WHAT YOU WILL DO: How many lines of these entries hold the string "aposcope"? Answer with the number alone.

== == ==

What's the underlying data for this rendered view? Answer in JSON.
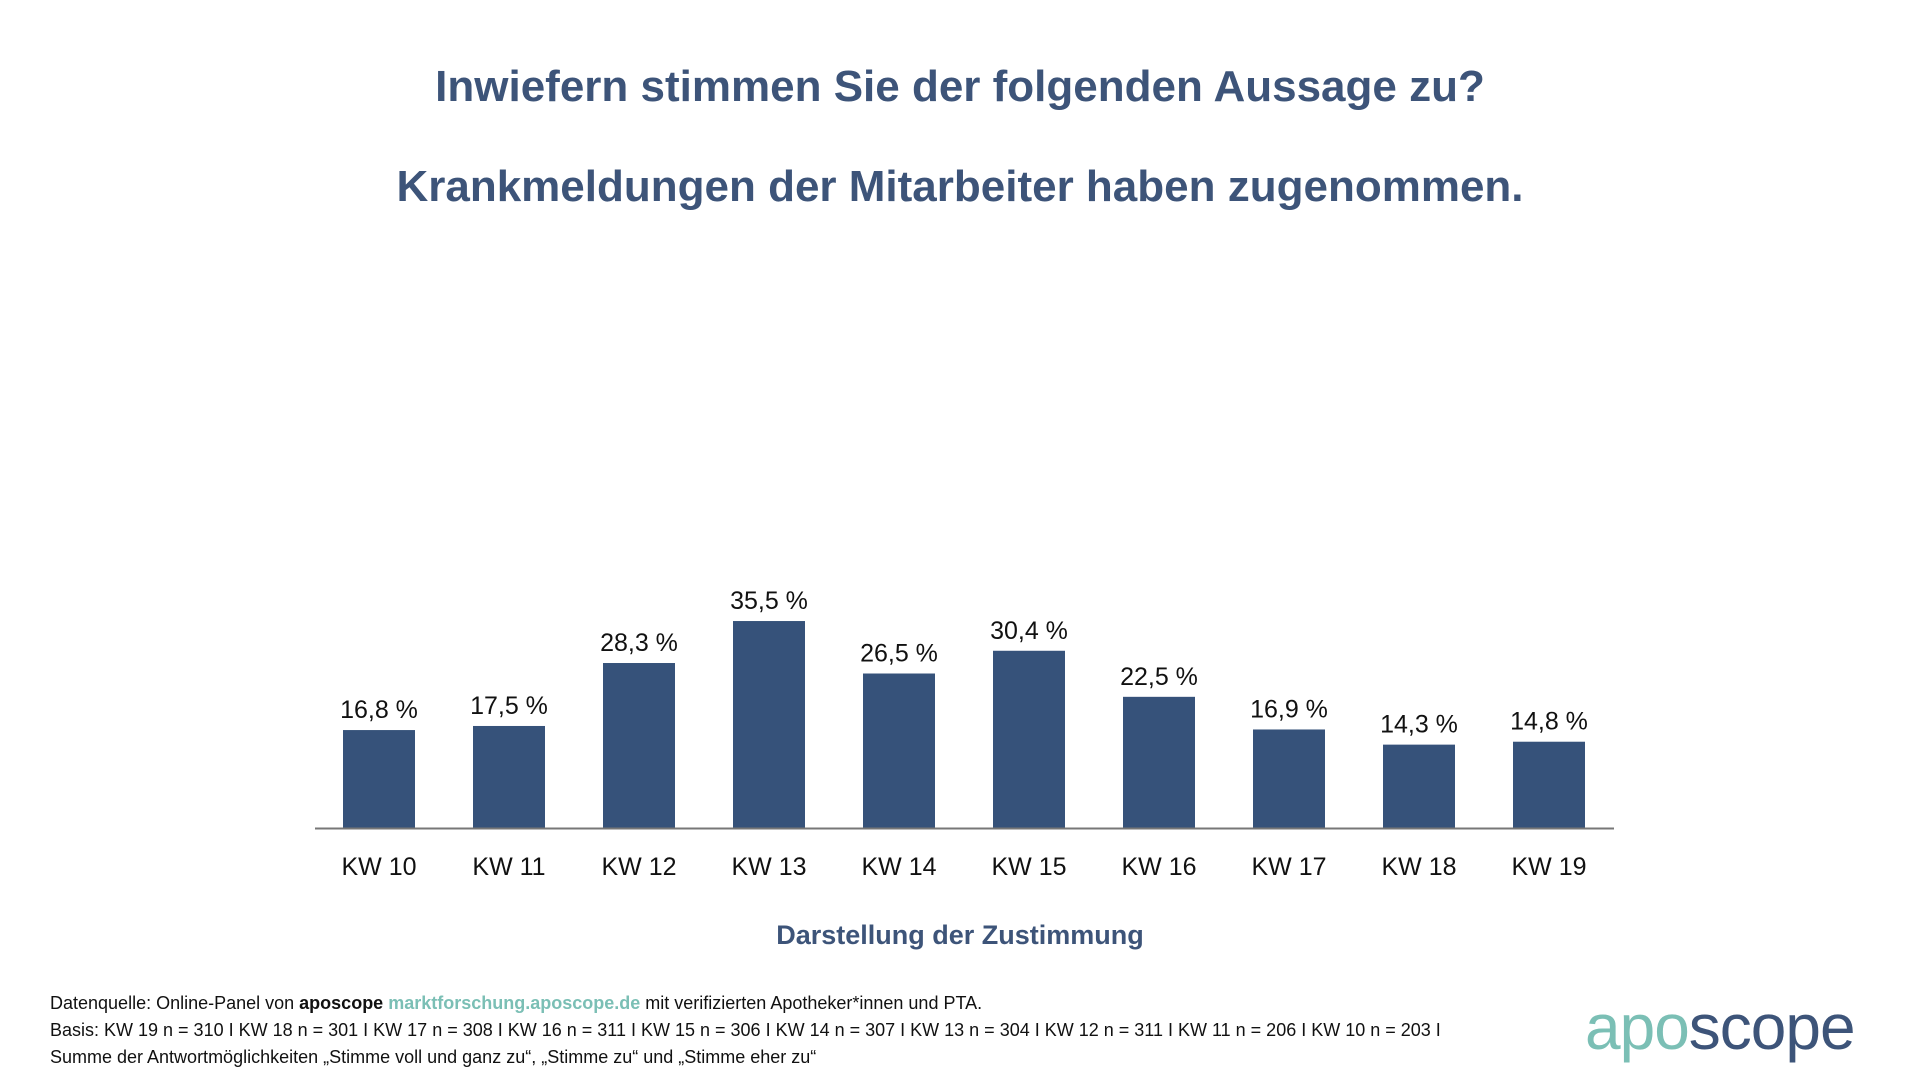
{
  "header": {
    "title_line1": "Inwiefern stimmen Sie der folgenden Aussage zu?",
    "title_line2": "Krankmeldungen der Mitarbeiter haben zugenommen."
  },
  "chart_data": {
    "type": "bar",
    "categories": [
      "KW 10",
      "KW 11",
      "KW 12",
      "KW 13",
      "KW 14",
      "KW 15",
      "KW 16",
      "KW 17",
      "KW 18",
      "KW 19"
    ],
    "values": [
      16.8,
      17.5,
      28.3,
      35.5,
      26.5,
      30.4,
      22.5,
      16.9,
      14.3,
      14.8
    ],
    "data_labels": [
      "16,8 %",
      "17,5 %",
      "28,3 %",
      "35,5 %",
      "26,5 %",
      "30,4 %",
      "22,5 %",
      "16,9 %",
      "14,3 %",
      "14,8 %"
    ],
    "xlabel": "Darstellung der Zustimmung",
    "ylabel": "",
    "unit": "%",
    "grid": false,
    "bar_color": "#36527a"
  },
  "footer": {
    "source_prefix": "Datenquelle: Online-Panel von ",
    "source_brand": "aposcope",
    "source_link": "marktforschung.aposcope.de",
    "source_suffix": " mit verifizierten Apotheker*innen und PTA.",
    "basis": "Basis: KW 19 n = 310 I KW 18 n = 301 I KW 17 n = 308 I KW 16 n = 311 I KW 15 n = 306 I KW 14 n = 307 I KW 13 n = 304 I KW 12 n = 311 I KW 11 n = 206 I KW 10 n = 203 I",
    "note": "Summe der Antwortmöglichkeiten „Stimme voll und ganz zu“, „Stimme zu“ und „Stimme eher zu“"
  },
  "logo": {
    "part1": "apo",
    "part2": "scope"
  },
  "colors": {
    "title": "#3d5479",
    "bar": "#36527a",
    "accent": "#7bbfb5"
  }
}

== == ==

TASK RESPONSE: 2